Look for the string "array" in the lines and copy each line that has it.

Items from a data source
---

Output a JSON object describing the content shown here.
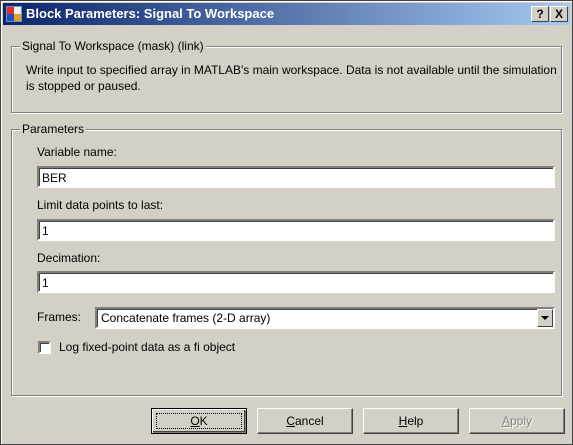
{
  "window": {
    "title": "Block Parameters: Signal To Workspace",
    "help_button": "?",
    "close_button": "X",
    "app_icon": "simulink-block-icon"
  },
  "description_group": {
    "legend": "Signal To Workspace (mask) (link)",
    "text": "Write input to specified array in MATLAB's main workspace.  Data is not available until the simulation is stopped or paused."
  },
  "parameters_group": {
    "legend": "Parameters",
    "variable_name": {
      "label": "Variable name:",
      "value": "BER"
    },
    "limit_data_points": {
      "label": "Limit data points to last:",
      "value": "1"
    },
    "decimation": {
      "label": "Decimation:",
      "value": "1"
    },
    "frames": {
      "label": "Frames:",
      "value": "Concatenate frames (2-D array)"
    },
    "log_fixed_point": {
      "label": "Log fixed-point data as a fi object",
      "checked": false
    }
  },
  "buttons": {
    "ok": {
      "mnemonic": "O",
      "rest": "K"
    },
    "cancel": {
      "mnemonic": "C",
      "rest": "ancel"
    },
    "help": {
      "mnemonic": "H",
      "rest": "elp"
    },
    "apply": {
      "mnemonic": "A",
      "rest": "pply",
      "disabled": true
    }
  }
}
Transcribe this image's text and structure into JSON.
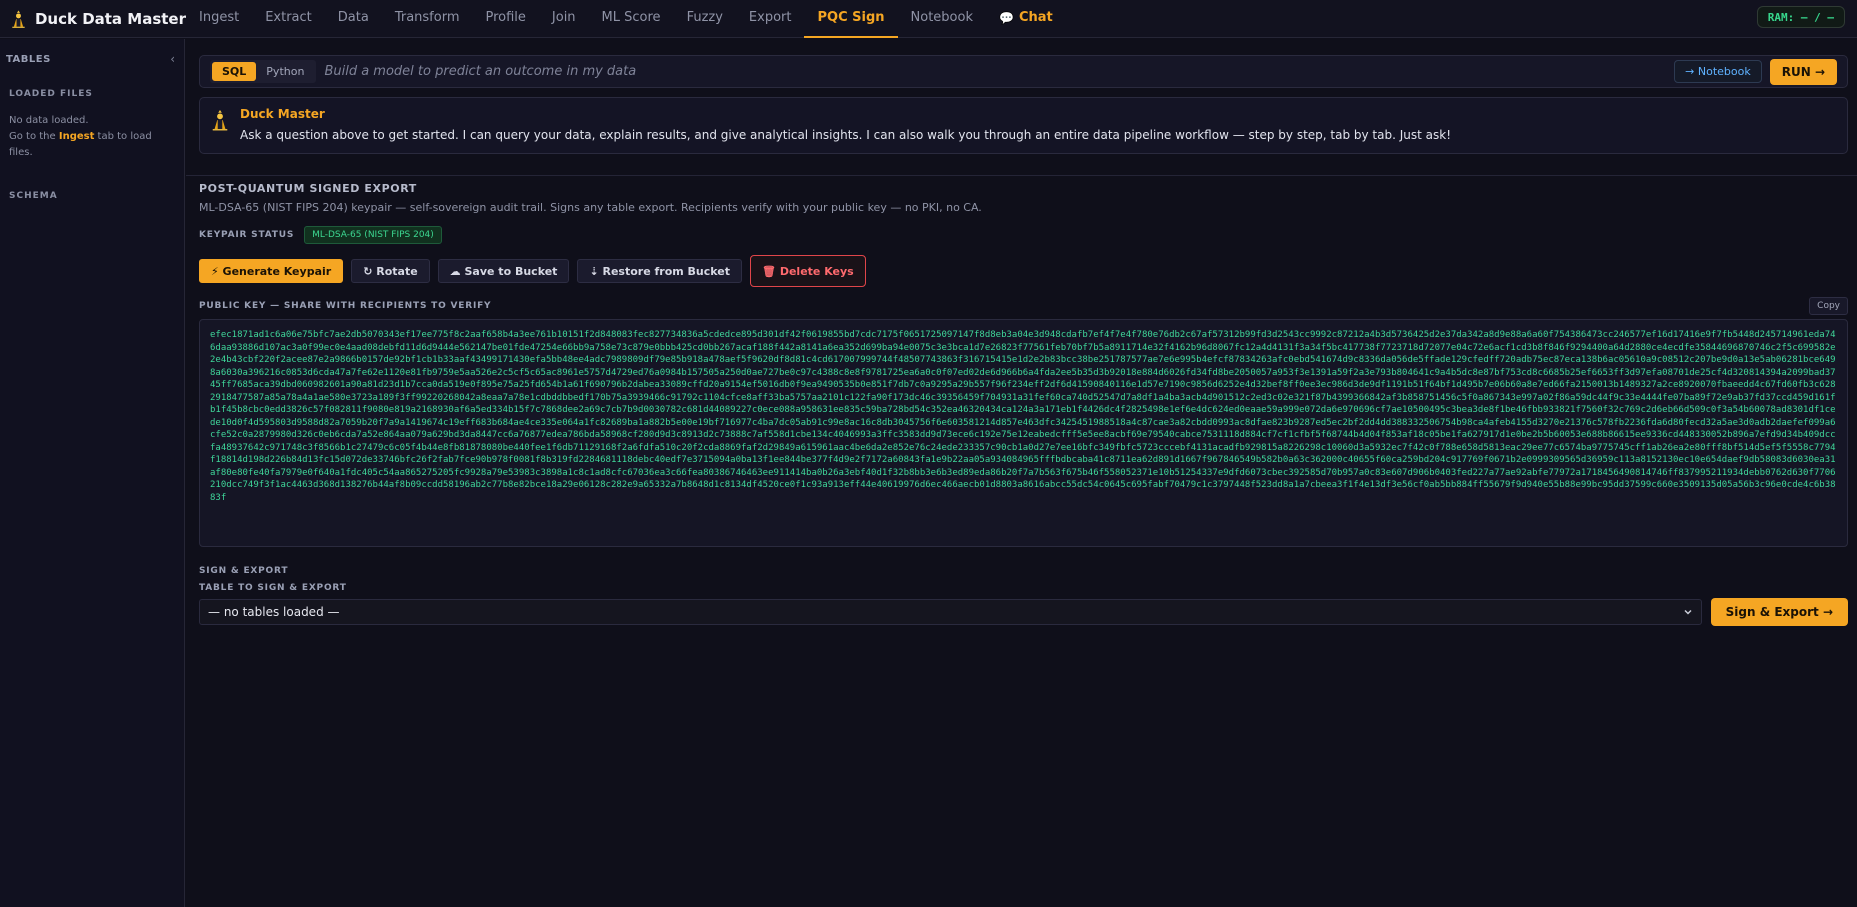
{
  "app": {
    "title": "Duck Data Master",
    "logo_icon": "duck-logo-icon"
  },
  "nav": {
    "tabs": [
      {
        "label": "Ingest"
      },
      {
        "label": "Extract"
      },
      {
        "label": "Data"
      },
      {
        "label": "Transform"
      },
      {
        "label": "Profile"
      },
      {
        "label": "Join"
      },
      {
        "label": "ML Score"
      },
      {
        "label": "Fuzzy"
      },
      {
        "label": "Export"
      },
      {
        "label": "PQC Sign",
        "active": true
      },
      {
        "label": "Notebook"
      },
      {
        "label": "Chat",
        "icon": "chat-icon"
      }
    ]
  },
  "ram": {
    "label": "RAM: — / —"
  },
  "sidebar": {
    "title": "TABLES",
    "collapse_glyph": "‹",
    "loaded_files_heading": "LOADED FILES",
    "empty_line1": "No data loaded.",
    "empty_line2_pre": "Go to the ",
    "empty_line2_link": "Ingest",
    "empty_line2_post": " tab to load files.",
    "schema_heading": "SCHEMA"
  },
  "query": {
    "modes": [
      "SQL",
      "Python"
    ],
    "active_mode": "SQL",
    "placeholder": "Build a model to predict an outcome in my data",
    "notebook_button": "→ Notebook",
    "run_button": "RUN →"
  },
  "assistant": {
    "name": "Duck Master",
    "message": "Ask a question above to get started. I can query your data, explain results, and give analytical insights. I can also walk you through an entire data pipeline workflow — step by step, tab by tab. Just ask!"
  },
  "pqc": {
    "title": "POST-QUANTUM SIGNED EXPORT",
    "subtitle": "ML-DSA-65 (NIST FIPS 204) keypair — self-sovereign audit trail. Signs any table export. Recipients verify with your public key — no PKI, no CA.",
    "keypair_status_label": "KEYPAIR STATUS",
    "keypair_status_badge": "ML-DSA-65 (NIST FIPS 204)",
    "buttons": {
      "generate": "⚡ Generate Keypair",
      "rotate": "↻ Rotate",
      "save": "☁ Save to Bucket",
      "restore": "⇣ Restore from Bucket",
      "delete": "🗑 Delete Keys"
    },
    "public_key_label": "PUBLIC KEY — SHARE WITH RECIPIENTS TO VERIFY",
    "copy_button": "Copy",
    "public_key": "efec1871ad1c6a06e75bfc7ae2db5070343ef17ee775f8c2aaf658b4a3ee761b10151f2d848083fec827734836a5cdedce895d301df42f0619855bd7cdc7175f0651725097147f8d8eb3a04e3d948cdafb7ef4f7e4f780e76db2c67af57312b99fd3d2543cc9992c87212a4b3d5736425d2e37da342a8d9e88a6a60f754386473cc246577ef16d17416e9f7fb5448d245714961eda746daa93886d107ac3a0f99ec0e4aad08debfd11d6d9444e562147be01fde47254e66bb9a758e73c879e0bbb425cd0bb267acaf188f442a8141a6ea352d699ba94e0075c3e3bca1d7e26823f77561feb70bf7b5a8911714e32f4162b96d8067fc12a4d4131f3a34f5bc417738f7723718d72077e04c72e6acf1cd3b8f846f9294400a64d2880ce4ecdfe35844696870746c2f5c699582e2e4b43cbf220f2acee87e2a9866b0157de92bf1cb1b33aaf43499171430efa5bb48ee4adc7989809df79e85b918a478aef5f9620df8d81c4cd617007999744f48507743863f316715415e1d2e2b83bcc38be251787577ae7e6e995b4efcf87834263afc0ebd541674d9c8336da056de5ffade129cfedff720adb75ec87eca138b6ac05610a9c08512c207be9d0a13e5ab06281bce6498a6030a396216c0853d6cda47a7fe62e1120e81fb9759e5aa526e2c5cf5c65ac8961e5757d4729ed76a0984b157505a250d0ae727be0c97c4388c8e8f9781725ea6a0c0f07ed02de6d966b6a4fda2ee5b35d3b92018e884d6026fd34fd8be2050057a953f3e1391a59f2a3e793b804641c9a4b5dc8e87bf753cd8c6685b25ef6653ff3d97efa08701de25cf4d320814394a2099bad3745ff7685aca39dbd060982601a90a81d23d1b7cca0da519e0f895e75a25fd654b1a61f690796b2dabea33089cffd20a9154ef5016db0f9ea9490535b0e851f7db7c0a9295a29b557f96f234eff2df6d41590840116e1d57e7190c9856d6252e4d32bef8ff0ee3ec986d3de9df1191b51f64bf1d495b7e06b60a8e7ed66fa2150013b1489327a2ce8920070fbaeedd4c67fd60fb3c6282918477587a85a78a4a1ae580e3723a189f3ff99220268042a8eaa7a78e1cdbddbbedf170b75a3939466c91792c1104cfce8aff33ba5757aa2101c122fa90f173dc46c39356459f704931a31fef60ca740d52547d7a8df1a4ba3acb4d901512c2ed3c02e321f87b4399366842af3b858751456c5f0a867343e997a02f86a59dc44f9c33e4444fe07ba89f72e9ab37fd37ccd459d161fb1f45b8cbc0edd3826c57f082811f9080e819a2168930af6a5ed334b15f7c7868dee2a69c7cb7b9d0030782c681d44089227c0ece088a958631ee835c59ba728bd54c352ea46320434ca124a3a171eb1f4426dc4f2825498e1ef6e4dc624ed0eaae59a999e072da6e970696cf7ae10500495c3bea3de8f1be46fbb933821f7560f32c769c2d6eb66d509c0f3a54b60078ad8301df1cede10d0f4d595803d9588d82a7059b20f7a9a1419674c19eff683b684ae4ce335e064a1fc82689ba1a882b5e00e19bf716977c4ba7dc05ab91c99e8ac16c8db3045756f6e603581214d857e463dfc3425451988518a4c87cae3a82cbdd0993ac8dfae823b9287ed5ec2bf2dd4dd388332506754b98ca4afeb4155d3270e21376c578fb2236fda6d80fecd32a5ae3d0adb2daefef099a6cfe52c0a2879980d326c0eb6cda7a52e864aa079a629bd3da8447cc6a76877edea786bda58968cf280d9d3c8913d2c73888c7af558d1cbe134c4046993a3ffc3583dd9d73ece6c192e75e12eabedcfff5e5ee8acbf69e79540cabce7531118d884cf7cf1cfbf5f68744b4d04f853af18c05be1fa627917d1e0be2b5b60053e688b86615ee9336cd448330052b896a7efd9d34b409dccfa48937642c971748c3f8566b1c27479c6c05f4b44e8fb81878080be440fee1f6db71129168f2a6fdfa510c20f2cda8869faf2d29849a615961aac4be6da2e852e76c24ede233357c90cb1a0d27e7ee16bfc349fbfc5723cccebf4131acadfb929815a8226298c10060d3a5932ec7f42c0f788e658d5813eac29ee77c6574ba9775745cff1ab26ea2e80fff8bf514d5ef5f5558c7794f18814d198d226b84d13fc15d072de33746bfc26f2fab7fce90b978f0081f8b319fd2284681118debc40edf7e3715094a0ba13f1ee844be377f4d9e2f7172a60843fa1e9b22aa05a934084965fffbdbcaba41c8711ea62d891d1667f967846549b582b0a63c362000c40655f60ca259bd204c917769f0671b2e0999309565d36959c113a8152130ec10e654daef9db58083d6030ea31af80e80fe40fa7979e0f640a1fdc405c54aa865275205fc9928a79e53983c3898a1c8c1ad8cfc67036ea3c66fea80386746463ee911414ba0b26a3ebf40d1f32b8bb3e6b3ed89eda86b20f7a7b563f675b46f558052371e10b51254337e9dfd6073cbec392585d70b957a0c83e607d906b0403fed227a77ae92abfe77972a1718456490814746ff837995211934debb0762d630f7706210dcc749f3f1ac4463d368d138276b44af8b09ccdd58196ab2c77b8e82bce18a29e06128c282e9a65332a7b8648d1c8134df4520ce0f1c93a913eff44e40619976d6ec466aecb01d8803a8616abcc55dc54c0645c695fabf70479c1c3797448f523dd8a1a7cbeea3f1f4e13df3e56cf0ab5bb884ff55679f9d940e55b88e99bc95dd37599c660e3509135d05a56b3c96e0cde4c6b3883f",
    "sign_section_title": "SIGN & EXPORT",
    "table_select_label": "TABLE TO SIGN & EXPORT",
    "table_select_value": "— no tables loaded —",
    "sign_button": "Sign & Export →"
  }
}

---

• [SOLUTION BELOW]
    "text": "Write input to specified array in MATLAB's main workspace.  Data is not available until the simulation is stopped or paused."
      "value": "Concatenate frames (2-D array)"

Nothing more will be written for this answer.